_Supplied entries_
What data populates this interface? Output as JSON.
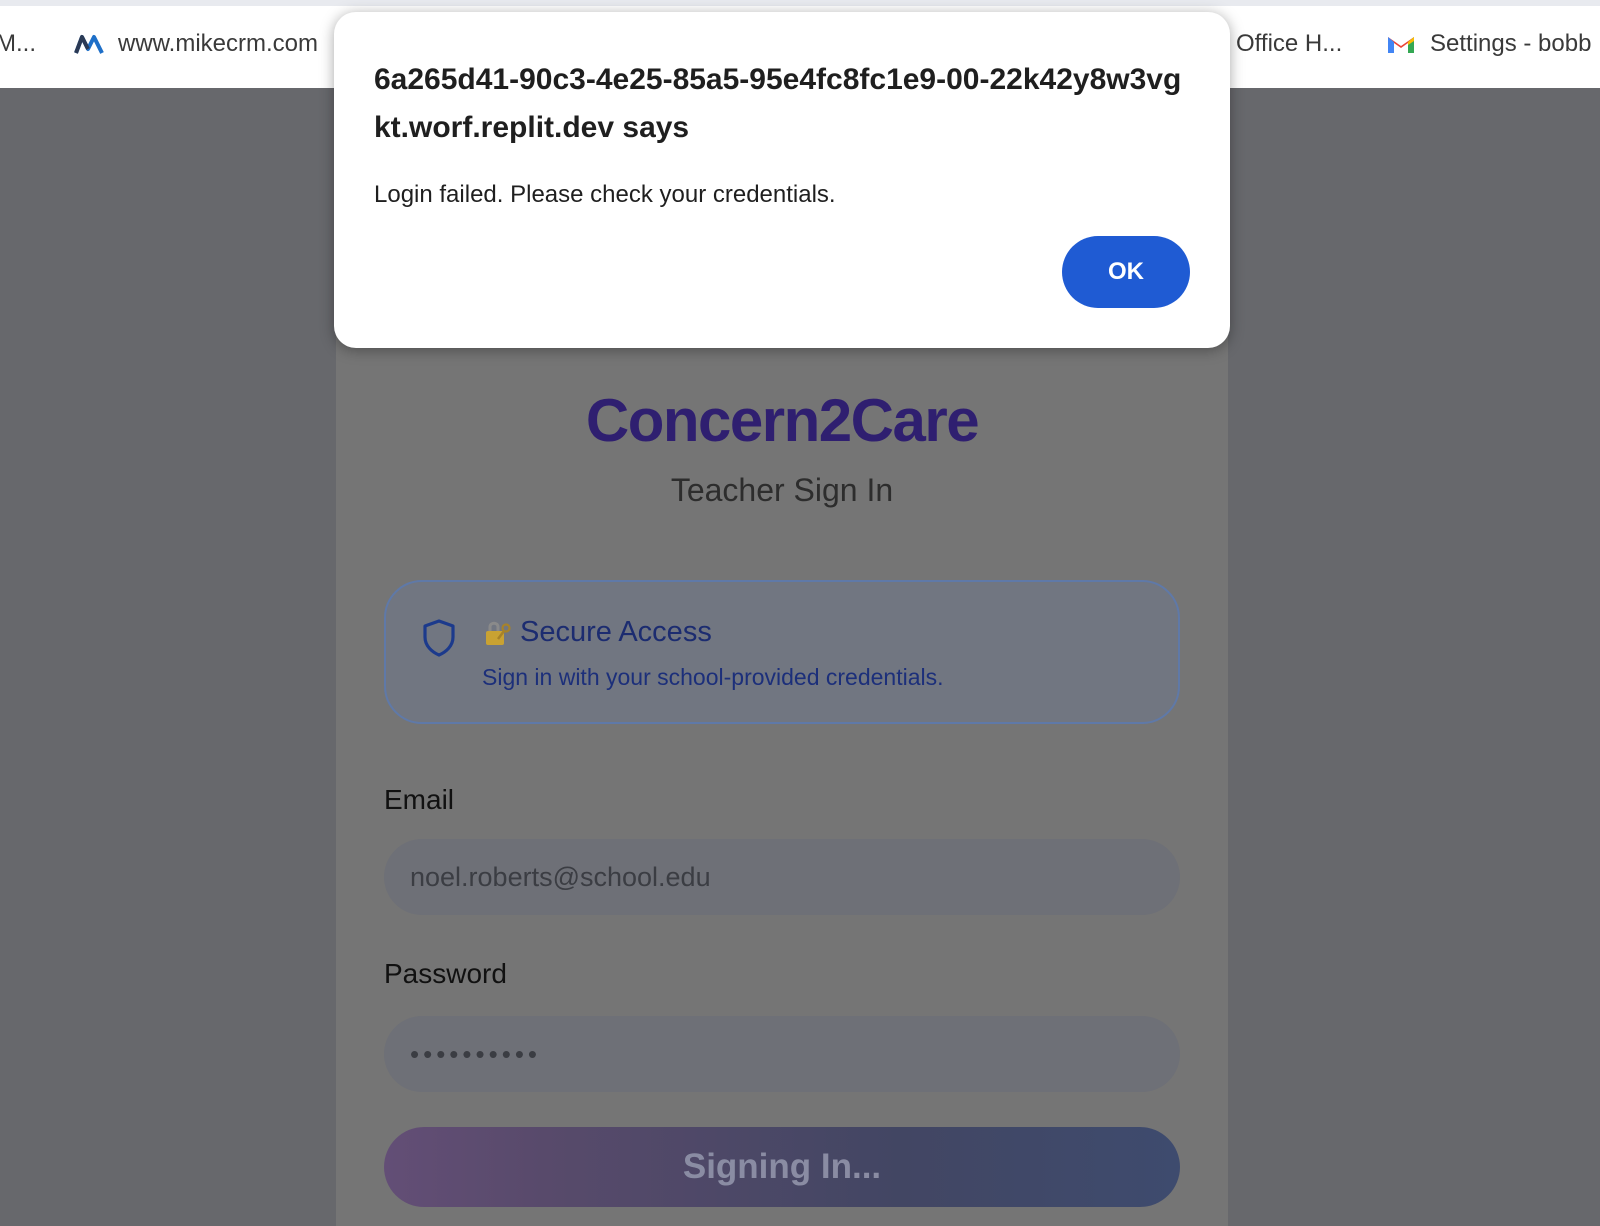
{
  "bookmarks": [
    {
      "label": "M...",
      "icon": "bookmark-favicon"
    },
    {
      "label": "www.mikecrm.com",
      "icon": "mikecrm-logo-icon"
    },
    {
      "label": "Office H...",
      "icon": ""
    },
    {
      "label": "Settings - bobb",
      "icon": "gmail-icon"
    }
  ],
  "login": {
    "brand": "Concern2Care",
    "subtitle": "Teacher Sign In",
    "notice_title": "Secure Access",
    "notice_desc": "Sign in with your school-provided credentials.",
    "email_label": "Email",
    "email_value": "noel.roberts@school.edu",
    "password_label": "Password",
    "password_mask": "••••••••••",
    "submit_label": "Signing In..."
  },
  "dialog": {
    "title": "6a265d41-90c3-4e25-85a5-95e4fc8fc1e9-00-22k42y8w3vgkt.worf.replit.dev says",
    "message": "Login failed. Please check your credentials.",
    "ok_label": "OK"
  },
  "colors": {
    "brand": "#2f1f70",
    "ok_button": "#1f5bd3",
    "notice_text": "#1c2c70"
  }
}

---

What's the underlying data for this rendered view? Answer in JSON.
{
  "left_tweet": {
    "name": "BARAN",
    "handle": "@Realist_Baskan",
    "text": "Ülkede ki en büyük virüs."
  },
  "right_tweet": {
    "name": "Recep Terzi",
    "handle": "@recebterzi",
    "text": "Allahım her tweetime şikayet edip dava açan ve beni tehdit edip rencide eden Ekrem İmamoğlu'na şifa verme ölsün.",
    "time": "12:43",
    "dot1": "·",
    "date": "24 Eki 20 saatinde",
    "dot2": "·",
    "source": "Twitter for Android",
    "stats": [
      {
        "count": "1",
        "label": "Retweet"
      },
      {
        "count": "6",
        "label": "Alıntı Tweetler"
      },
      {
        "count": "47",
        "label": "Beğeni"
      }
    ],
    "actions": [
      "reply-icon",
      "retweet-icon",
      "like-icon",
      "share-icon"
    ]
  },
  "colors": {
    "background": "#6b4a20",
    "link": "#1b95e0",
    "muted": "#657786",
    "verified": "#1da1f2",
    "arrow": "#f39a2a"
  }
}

_What is needed_
List every line in the records above that contains the word "data".

_The completed task_
What data populates this interface? Output as JSON.
What's the underlying data for this rendered view? Answer in JSON.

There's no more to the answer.